___ Source data ___

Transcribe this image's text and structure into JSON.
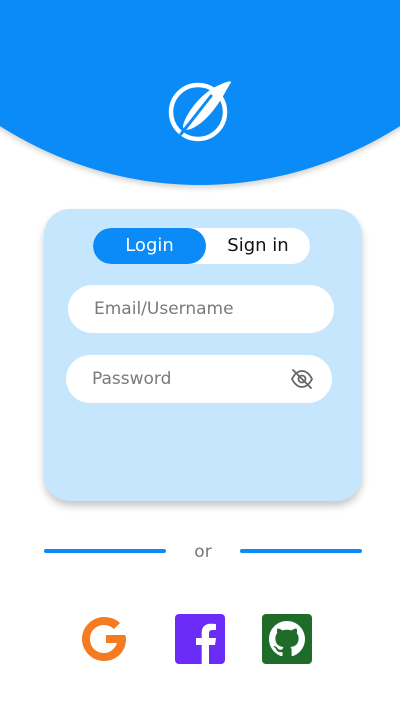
{
  "theme": {
    "primary": "#0a8bf7",
    "card_bg": "#c5e6fc",
    "google_orange": "#f47b20",
    "facebook_purple": "#6c2cf7",
    "github_green": "#1f6b2a"
  },
  "header": {
    "logo_icon": "feather-in-circle-icon"
  },
  "auth_tabs": {
    "active": "login",
    "login_label": "Login",
    "signin_label": "Sign in"
  },
  "form": {
    "email_placeholder": "Email/Username",
    "email_value": "",
    "password_placeholder": "Password",
    "password_value": "",
    "password_toggle_icon": "eye-off-icon"
  },
  "divider": {
    "label": "or"
  },
  "social_login": [
    {
      "provider": "google",
      "icon": "google-icon"
    },
    {
      "provider": "facebook",
      "icon": "facebook-icon"
    },
    {
      "provider": "github",
      "icon": "github-icon"
    }
  ]
}
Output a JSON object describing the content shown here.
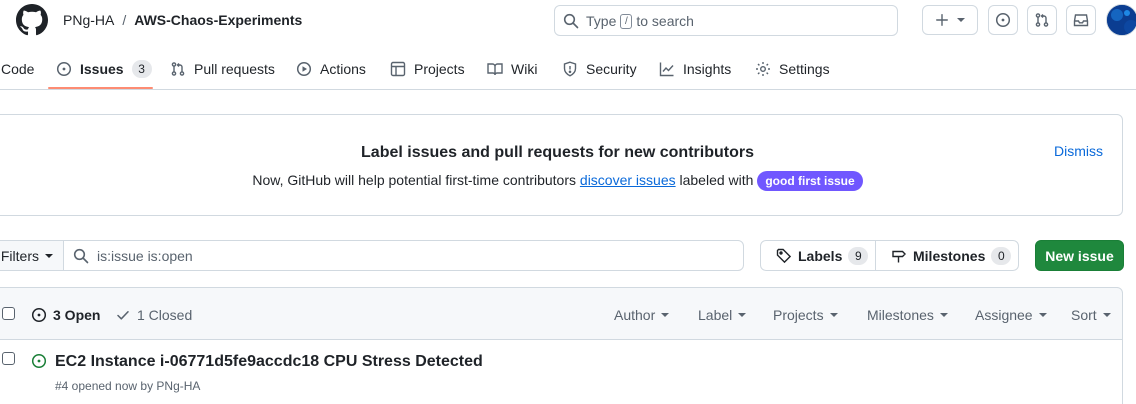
{
  "header": {
    "owner": "PNg-HA",
    "separator": "/",
    "repo": "AWS-Chaos-Experiments",
    "search_prefix": "Type",
    "search_key": "/",
    "search_suffix": "to search",
    "plus_icon": "plus-icon",
    "avatar_color": "#0b3d91"
  },
  "nav": {
    "code": "Code",
    "issues": "Issues",
    "issues_count": "3",
    "pulls": "Pull requests",
    "actions": "Actions",
    "projects": "Projects",
    "wiki": "Wiki",
    "security": "Security",
    "insights": "Insights",
    "settings": "Settings"
  },
  "banner": {
    "title": "Label issues and pull requests for new contributors",
    "text_before": "Now, GitHub will help potential first-time contributors",
    "link": "discover issues",
    "text_after": "labeled with",
    "label": "good first issue",
    "label_color": "#7057ff",
    "dismiss": "Dismiss"
  },
  "filter": {
    "button": "Filters",
    "query": "is:issue is:open",
    "labels": "Labels",
    "labels_count": "9",
    "milestones": "Milestones",
    "milestones_count": "0",
    "new_issue": "New issue",
    "accent": "#1f883d"
  },
  "list": {
    "open": "3 Open",
    "closed": "1 Closed",
    "filters": [
      "Author",
      "Label",
      "Projects",
      "Milestones",
      "Assignee",
      "Sort"
    ],
    "issues": [
      {
        "title": "EC2 Instance i-06771d5fe9accdc18 CPU Stress Detected",
        "meta": "#4 opened now by PNg-HA",
        "state_color": "#1a7f37"
      }
    ]
  }
}
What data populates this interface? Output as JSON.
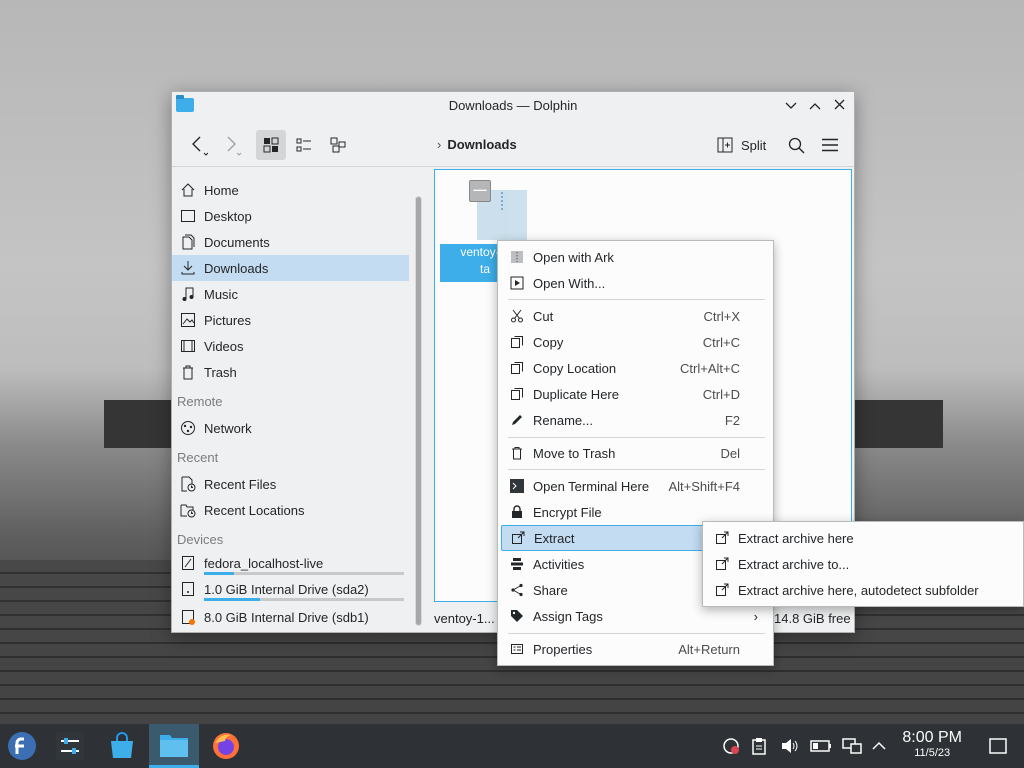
{
  "window": {
    "title": "Downloads — Dolphin"
  },
  "toolbar": {
    "breadcrumb": "Downloads",
    "split_label": "Split"
  },
  "sidebar": {
    "places": [
      {
        "label": "Home",
        "icon": "home-icon"
      },
      {
        "label": "Desktop",
        "icon": "desktop-icon"
      },
      {
        "label": "Documents",
        "icon": "documents-icon"
      },
      {
        "label": "Downloads",
        "icon": "download-icon"
      },
      {
        "label": "Music",
        "icon": "music-icon"
      },
      {
        "label": "Pictures",
        "icon": "pictures-icon"
      },
      {
        "label": "Videos",
        "icon": "videos-icon"
      },
      {
        "label": "Trash",
        "icon": "trash-icon"
      }
    ],
    "remote_heading": "Remote",
    "network": "Network",
    "recent_heading": "Recent",
    "recent_files": "Recent Files",
    "recent_locations": "Recent Locations",
    "devices_heading": "Devices",
    "devices": [
      {
        "label": "fedora_localhost-live",
        "usage": 0.15
      },
      {
        "label": "1.0 GiB Internal Drive (sda2)",
        "usage": 0.28
      },
      {
        "label": "8.0 GiB Internal Drive (sdb1)",
        "usage": 0
      }
    ]
  },
  "file": {
    "name_line1": "ventoy-1.",
    "name_line2": "ta"
  },
  "status": {
    "selection": "ventoy-1...",
    "free": "14.8 GiB free"
  },
  "context_menu": {
    "items": [
      {
        "label": "Open with Ark",
        "shortcut": "",
        "icon": "ark-icon"
      },
      {
        "label": "Open With...",
        "shortcut": "",
        "icon": "open-with-icon"
      },
      {
        "label": "Cut",
        "shortcut": "Ctrl+X",
        "icon": "scissors-icon"
      },
      {
        "label": "Copy",
        "shortcut": "Ctrl+C",
        "icon": "copy-icon"
      },
      {
        "label": "Copy Location",
        "shortcut": "Ctrl+Alt+C",
        "icon": "copy-location-icon"
      },
      {
        "label": "Duplicate Here",
        "shortcut": "Ctrl+D",
        "icon": "duplicate-icon"
      },
      {
        "label": "Rename...",
        "shortcut": "F2",
        "icon": "rename-icon"
      },
      {
        "label": "Move to Trash",
        "shortcut": "Del",
        "icon": "trash-icon"
      },
      {
        "label": "Open Terminal Here",
        "shortcut": "Alt+Shift+F4",
        "icon": "terminal-icon"
      },
      {
        "label": "Encrypt File",
        "shortcut": "",
        "icon": "lock-icon"
      },
      {
        "label": "Extract",
        "shortcut": "",
        "icon": "extract-icon"
      },
      {
        "label": "Activities",
        "shortcut": "",
        "icon": "activities-icon"
      },
      {
        "label": "Share",
        "shortcut": "",
        "icon": "share-icon"
      },
      {
        "label": "Assign Tags",
        "shortcut": "",
        "icon": "tag-icon"
      },
      {
        "label": "Properties",
        "shortcut": "Alt+Return",
        "icon": "properties-icon"
      }
    ]
  },
  "submenu": {
    "items": [
      {
        "label": "Extract archive here"
      },
      {
        "label": "Extract archive to..."
      },
      {
        "label": "Extract archive here, autodetect subfolder"
      }
    ]
  },
  "taskbar": {
    "time": "8:00 PM",
    "date": "11/5/23"
  },
  "colors": {
    "accent": "#3daee9",
    "selection": "#c3dcf1",
    "taskbar": "#2e3236"
  }
}
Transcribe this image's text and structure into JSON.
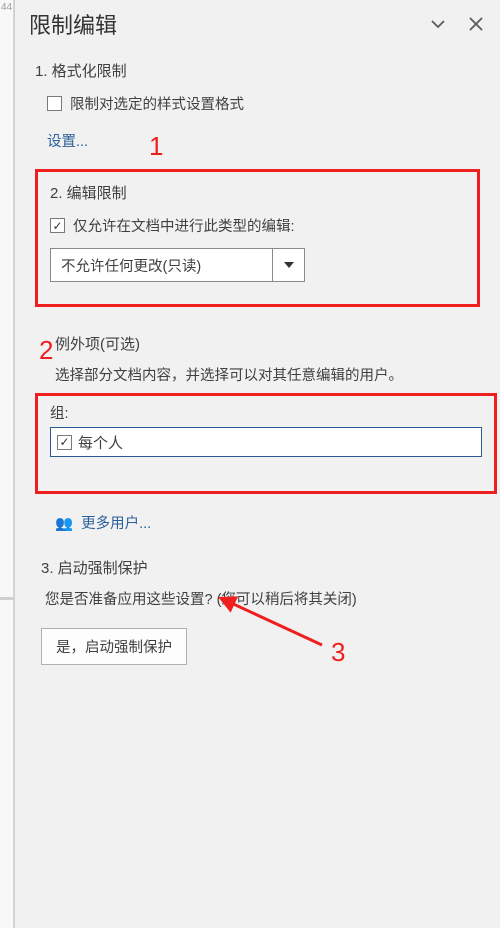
{
  "leftStrip": {
    "num": "44"
  },
  "header": {
    "title": "限制编辑"
  },
  "sec1": {
    "heading": "1. 格式化限制",
    "chkLabel": "限制对选定的样式设置格式",
    "settings": "设置..."
  },
  "sec2": {
    "heading": "2. 编辑限制",
    "chkLabel": "仅允许在文档中进行此类型的编辑:",
    "ddValue": "不允许任何更改(只读)"
  },
  "exceptions": {
    "heading": "例外项(可选)",
    "desc": "选择部分文档内容，并选择可以对其任意编辑的用户。",
    "groupLabel": "组:",
    "groupItem": "每个人",
    "moreUsers": "更多用户..."
  },
  "sec3": {
    "heading": "3. 启动强制保护",
    "prompt": "您是否准备应用这些设置? (您可以稍后将其关闭)",
    "button": "是，启动强制保护"
  },
  "annotations": {
    "n1": "1",
    "n2": "2",
    "n3": "3"
  }
}
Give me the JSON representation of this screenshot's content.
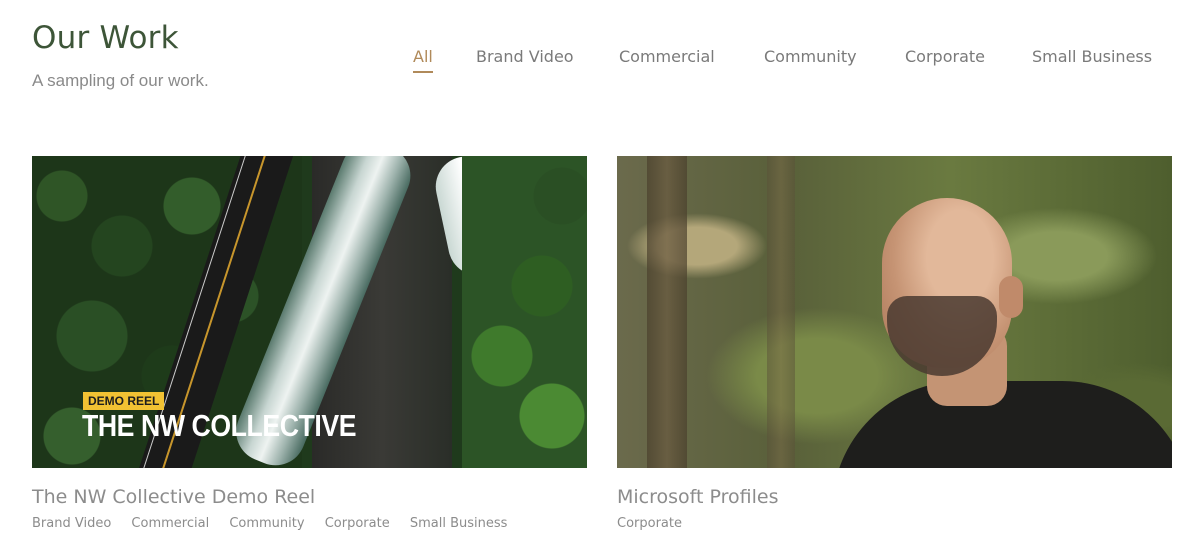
{
  "header": {
    "title": "Our Work",
    "subtitle": "A sampling of our work."
  },
  "filters": {
    "active": "All",
    "items": [
      "All",
      "Brand Video",
      "Commercial",
      "Community",
      "Corporate",
      "Small Business"
    ]
  },
  "colors": {
    "title": "#3d5538",
    "active_filter": "#b08a5a",
    "badge": "#f2c233"
  },
  "cards": [
    {
      "title": "The NW Collective Demo Reel",
      "thumbnail_badge": "DEMO REEL",
      "thumbnail_text": "THE NW COLLECTIVE",
      "tags": [
        "Brand Video",
        "Commercial",
        "Community",
        "Corporate",
        "Small Business"
      ]
    },
    {
      "title": "Microsoft Profiles",
      "tags": [
        "Corporate"
      ]
    }
  ]
}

___

▶ **Exercise directions**
Check every line of the data, and copy the ones that contain "time".

▶ **Task response**
    "text_before": "Now, GitHub will help potential first-time contributors",
    "time": "8:00 PM",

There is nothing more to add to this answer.